━━━ Records for this task ━━━

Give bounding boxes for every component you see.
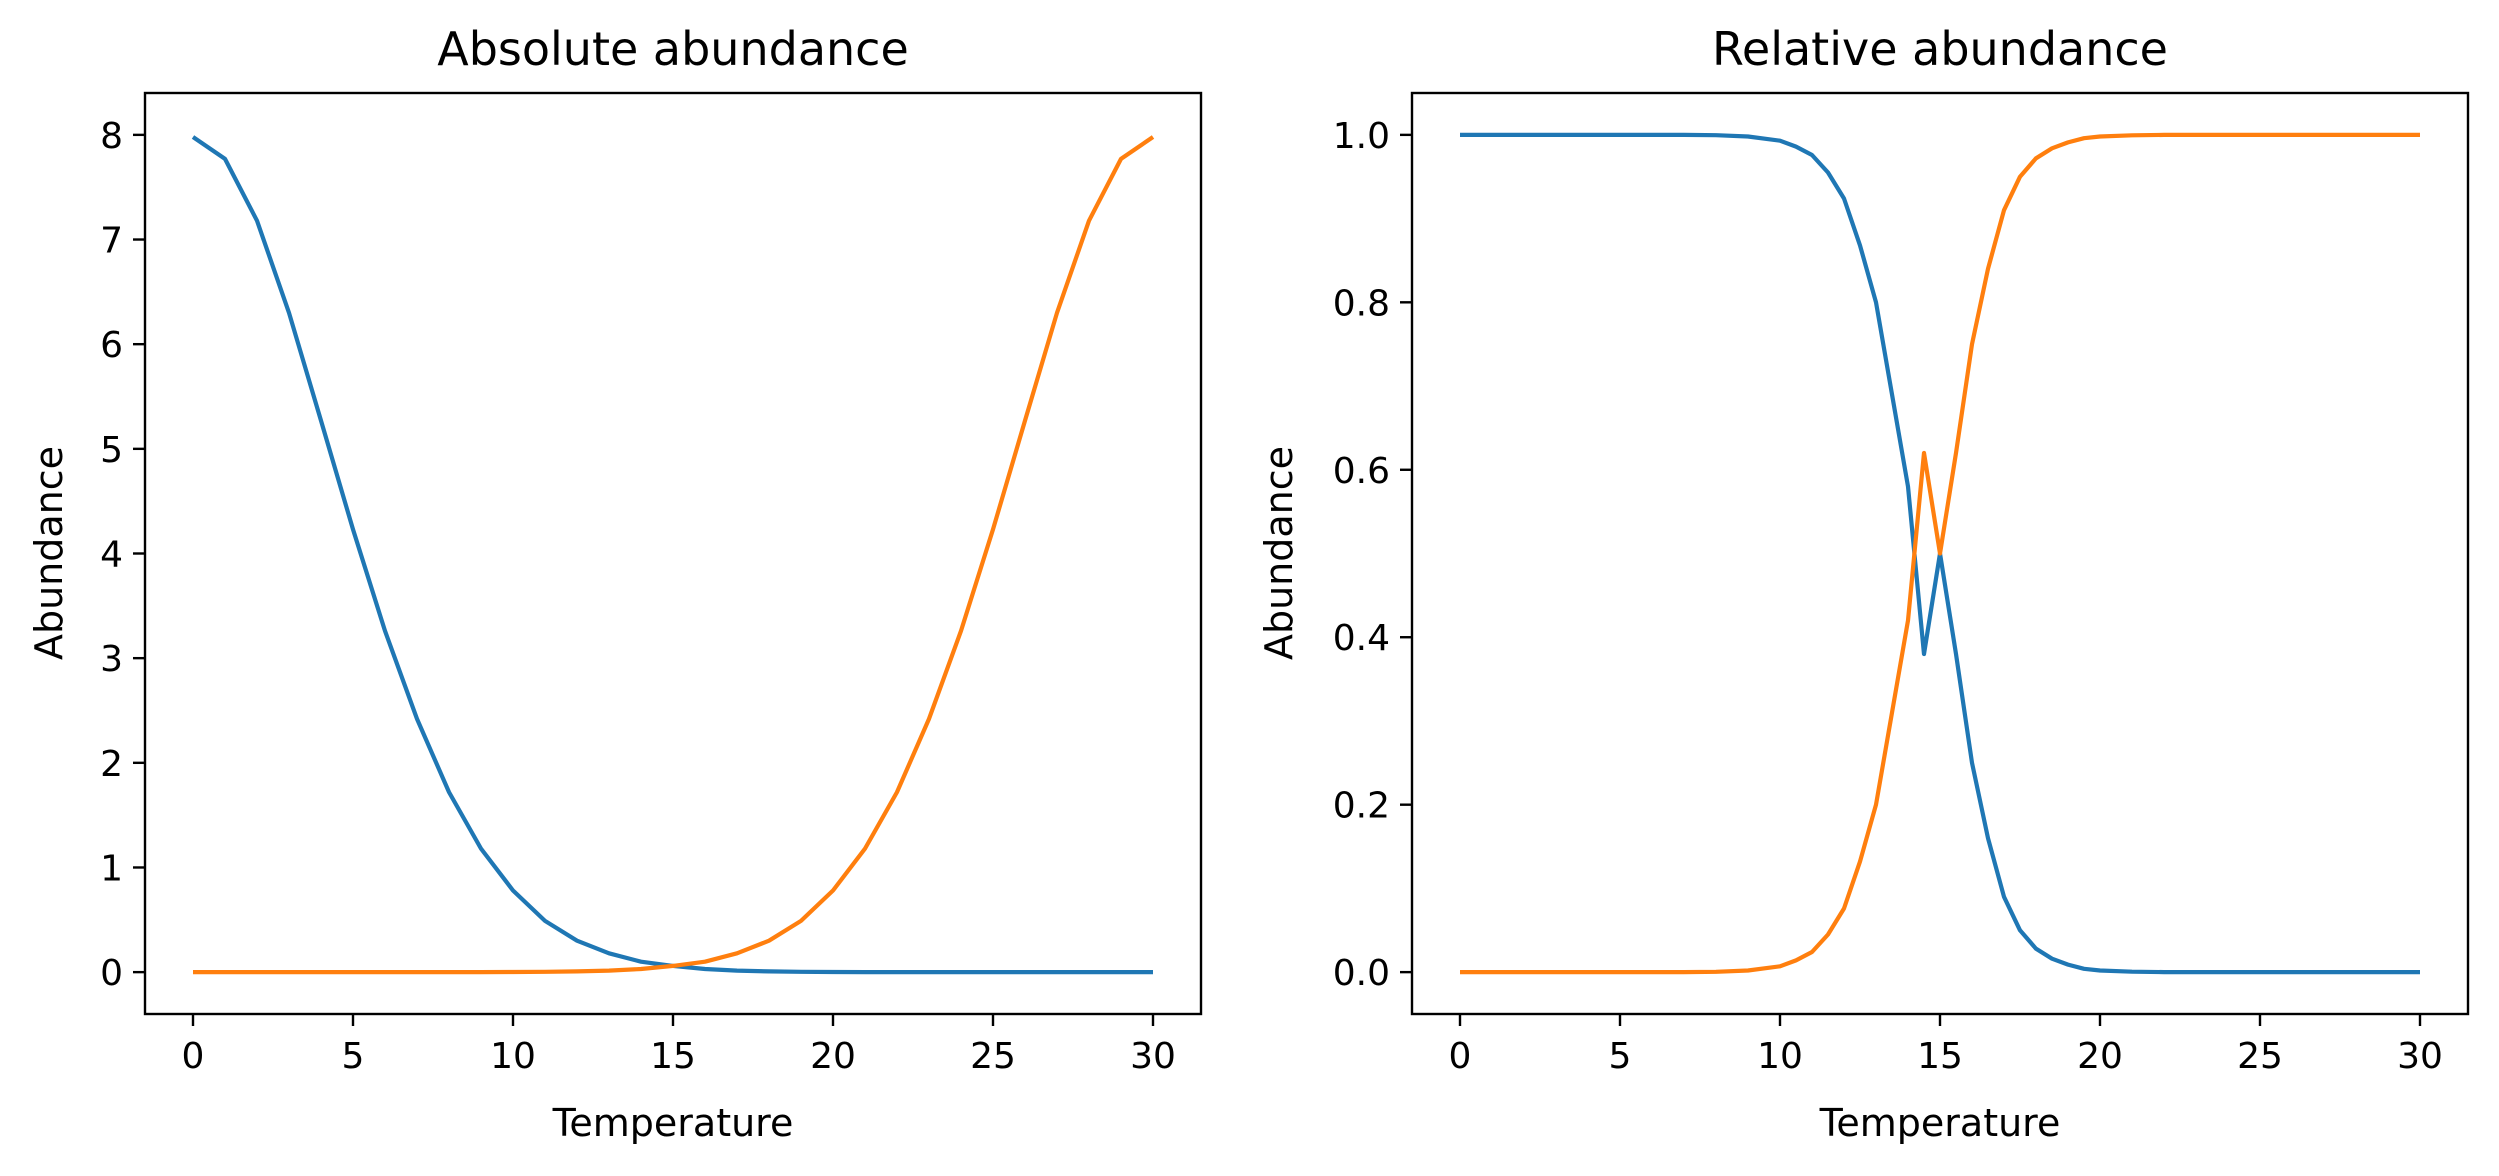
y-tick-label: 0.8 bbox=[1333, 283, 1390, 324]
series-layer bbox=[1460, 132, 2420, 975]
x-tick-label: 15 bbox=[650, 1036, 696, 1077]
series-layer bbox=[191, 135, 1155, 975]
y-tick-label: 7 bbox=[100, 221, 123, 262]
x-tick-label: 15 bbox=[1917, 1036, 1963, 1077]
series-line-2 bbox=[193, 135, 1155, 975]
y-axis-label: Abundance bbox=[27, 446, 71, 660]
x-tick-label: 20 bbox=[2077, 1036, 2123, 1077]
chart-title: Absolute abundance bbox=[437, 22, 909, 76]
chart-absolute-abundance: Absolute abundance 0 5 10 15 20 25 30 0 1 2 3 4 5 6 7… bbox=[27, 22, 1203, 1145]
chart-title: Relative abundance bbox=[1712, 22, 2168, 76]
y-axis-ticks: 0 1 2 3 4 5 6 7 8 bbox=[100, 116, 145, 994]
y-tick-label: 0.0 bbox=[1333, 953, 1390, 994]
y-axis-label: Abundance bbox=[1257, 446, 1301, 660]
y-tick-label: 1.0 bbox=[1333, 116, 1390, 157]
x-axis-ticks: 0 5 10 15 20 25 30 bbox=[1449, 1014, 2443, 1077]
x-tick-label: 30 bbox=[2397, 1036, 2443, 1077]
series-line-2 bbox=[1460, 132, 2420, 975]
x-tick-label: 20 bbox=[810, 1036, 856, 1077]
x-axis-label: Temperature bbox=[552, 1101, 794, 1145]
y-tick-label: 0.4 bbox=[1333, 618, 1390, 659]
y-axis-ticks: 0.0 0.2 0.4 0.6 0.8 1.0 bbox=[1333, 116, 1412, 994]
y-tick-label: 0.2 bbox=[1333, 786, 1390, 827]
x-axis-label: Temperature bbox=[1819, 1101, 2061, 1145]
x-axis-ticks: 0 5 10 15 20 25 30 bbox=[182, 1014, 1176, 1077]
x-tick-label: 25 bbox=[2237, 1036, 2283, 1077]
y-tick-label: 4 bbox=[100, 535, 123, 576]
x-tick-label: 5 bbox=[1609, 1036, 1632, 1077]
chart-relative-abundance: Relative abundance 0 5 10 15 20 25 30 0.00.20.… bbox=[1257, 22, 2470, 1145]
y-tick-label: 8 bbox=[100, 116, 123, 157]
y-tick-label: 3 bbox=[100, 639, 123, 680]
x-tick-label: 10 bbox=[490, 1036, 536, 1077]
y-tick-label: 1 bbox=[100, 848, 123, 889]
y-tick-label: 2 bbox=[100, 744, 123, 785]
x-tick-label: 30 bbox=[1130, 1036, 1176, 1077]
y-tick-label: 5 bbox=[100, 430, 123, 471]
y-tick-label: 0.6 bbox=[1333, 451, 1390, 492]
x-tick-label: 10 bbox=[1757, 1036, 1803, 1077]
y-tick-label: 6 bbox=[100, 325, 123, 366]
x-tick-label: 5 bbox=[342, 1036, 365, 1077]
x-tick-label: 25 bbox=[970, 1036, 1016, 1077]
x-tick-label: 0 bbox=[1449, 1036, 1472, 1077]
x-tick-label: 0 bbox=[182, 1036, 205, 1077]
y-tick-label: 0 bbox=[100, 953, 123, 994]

━━━
━━━ Records for this task ━━━

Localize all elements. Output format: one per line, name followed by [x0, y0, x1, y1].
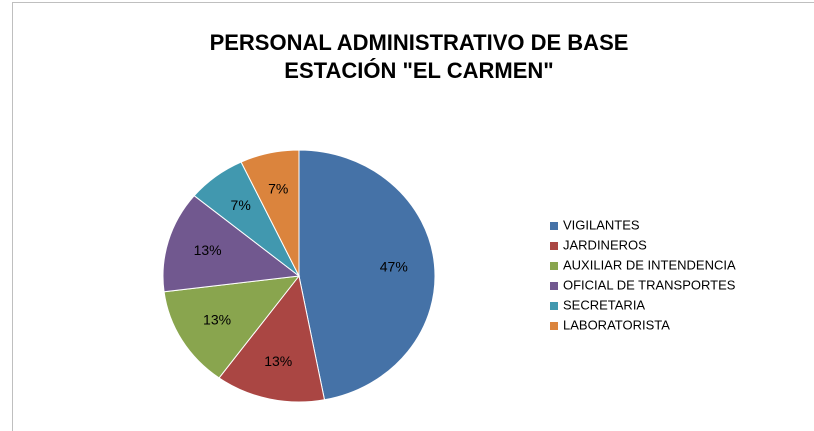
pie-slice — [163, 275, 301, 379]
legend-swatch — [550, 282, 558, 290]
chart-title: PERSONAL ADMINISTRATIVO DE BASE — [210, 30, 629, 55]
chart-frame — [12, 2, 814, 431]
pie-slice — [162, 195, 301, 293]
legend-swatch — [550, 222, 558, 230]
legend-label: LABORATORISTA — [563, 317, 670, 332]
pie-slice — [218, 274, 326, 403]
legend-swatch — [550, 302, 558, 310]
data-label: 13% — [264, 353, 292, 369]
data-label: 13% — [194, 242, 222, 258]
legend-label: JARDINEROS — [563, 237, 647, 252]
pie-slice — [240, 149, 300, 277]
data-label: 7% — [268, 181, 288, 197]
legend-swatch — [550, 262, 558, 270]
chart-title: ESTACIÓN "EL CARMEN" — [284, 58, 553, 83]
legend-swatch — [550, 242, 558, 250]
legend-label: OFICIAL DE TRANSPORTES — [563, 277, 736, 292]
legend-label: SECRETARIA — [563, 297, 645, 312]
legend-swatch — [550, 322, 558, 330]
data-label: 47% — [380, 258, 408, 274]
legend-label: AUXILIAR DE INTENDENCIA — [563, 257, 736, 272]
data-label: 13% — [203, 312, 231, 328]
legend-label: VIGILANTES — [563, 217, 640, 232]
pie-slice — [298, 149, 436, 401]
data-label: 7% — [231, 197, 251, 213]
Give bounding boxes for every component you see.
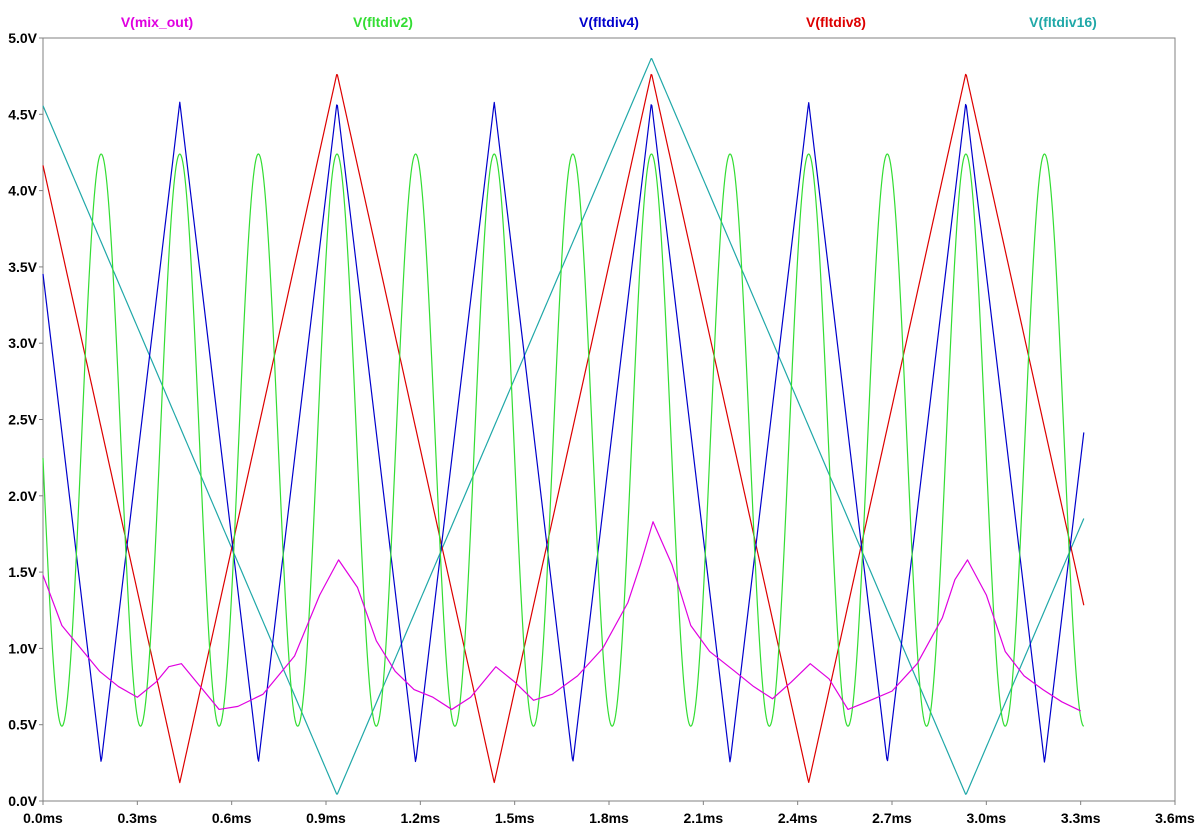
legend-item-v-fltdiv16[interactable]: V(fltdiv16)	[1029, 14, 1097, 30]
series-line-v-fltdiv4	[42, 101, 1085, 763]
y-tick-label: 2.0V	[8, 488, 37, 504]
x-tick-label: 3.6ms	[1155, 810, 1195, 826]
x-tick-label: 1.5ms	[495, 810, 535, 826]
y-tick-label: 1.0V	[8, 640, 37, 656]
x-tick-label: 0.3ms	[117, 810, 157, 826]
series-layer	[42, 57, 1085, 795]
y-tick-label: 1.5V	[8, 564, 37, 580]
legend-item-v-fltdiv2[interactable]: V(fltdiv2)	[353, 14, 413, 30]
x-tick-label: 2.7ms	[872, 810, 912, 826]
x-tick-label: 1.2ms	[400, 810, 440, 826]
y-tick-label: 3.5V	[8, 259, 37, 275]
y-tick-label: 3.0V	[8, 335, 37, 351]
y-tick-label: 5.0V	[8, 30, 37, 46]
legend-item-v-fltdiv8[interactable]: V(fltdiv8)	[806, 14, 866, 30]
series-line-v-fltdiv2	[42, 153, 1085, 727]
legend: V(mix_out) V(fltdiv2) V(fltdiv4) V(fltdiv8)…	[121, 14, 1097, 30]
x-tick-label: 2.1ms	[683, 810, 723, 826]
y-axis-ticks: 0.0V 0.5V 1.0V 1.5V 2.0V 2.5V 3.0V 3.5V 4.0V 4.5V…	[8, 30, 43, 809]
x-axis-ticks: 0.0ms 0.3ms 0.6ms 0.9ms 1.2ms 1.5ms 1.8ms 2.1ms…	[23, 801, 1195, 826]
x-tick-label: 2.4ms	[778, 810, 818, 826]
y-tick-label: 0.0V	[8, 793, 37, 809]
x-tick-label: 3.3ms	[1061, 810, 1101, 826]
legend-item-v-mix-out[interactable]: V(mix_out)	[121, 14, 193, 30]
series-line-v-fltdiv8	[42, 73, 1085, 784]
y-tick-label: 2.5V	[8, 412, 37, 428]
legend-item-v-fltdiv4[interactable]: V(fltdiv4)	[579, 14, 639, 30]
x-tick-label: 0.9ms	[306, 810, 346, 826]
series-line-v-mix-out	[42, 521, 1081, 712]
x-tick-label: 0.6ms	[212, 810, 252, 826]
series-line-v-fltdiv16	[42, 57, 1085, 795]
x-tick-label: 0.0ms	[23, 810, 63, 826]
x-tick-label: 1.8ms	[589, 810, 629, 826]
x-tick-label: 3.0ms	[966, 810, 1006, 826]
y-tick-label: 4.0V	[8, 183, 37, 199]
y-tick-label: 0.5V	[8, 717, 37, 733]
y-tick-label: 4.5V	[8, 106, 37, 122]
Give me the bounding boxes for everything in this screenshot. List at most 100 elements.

━━━

Substitute "series-group" for every "series-layer" in the stretch of rows from the one containing "y-tick-label: 0.8 bbox=[1333, 283, 1390, 324]" through the one containing "y-tick-label: 0.0 bbox=[1333, 953, 1390, 994]", changing nothing else. Return only those rows.

> _Solution to this problem_
y-tick-label: 0.8 bbox=[1333, 283, 1390, 324]
series-group bbox=[1460, 132, 2420, 975]
x-tick-label: 15 bbox=[650, 1036, 696, 1077]
series-group bbox=[191, 135, 1155, 975]
y-tick-label: 7 bbox=[100, 221, 123, 262]
x-tick-label: 15 bbox=[1917, 1036, 1963, 1077]
series-line-2 bbox=[193, 135, 1155, 975]
y-axis-label: Abundance bbox=[27, 446, 71, 660]
x-tick-label: 20 bbox=[2077, 1036, 2123, 1077]
chart-title: Absolute abundance bbox=[437, 22, 909, 76]
chart-absolute-abundance: Absolute abundance 0 5 10 15 20 25 30 0 1 2 3 4 5 6 7… bbox=[27, 22, 1203, 1145]
chart-title: Relative abundance bbox=[1712, 22, 2168, 76]
y-axis-ticks: 0 1 2 3 4 5 6 7 8 bbox=[100, 116, 145, 994]
y-tick-label: 0.0 bbox=[1333, 953, 1390, 994]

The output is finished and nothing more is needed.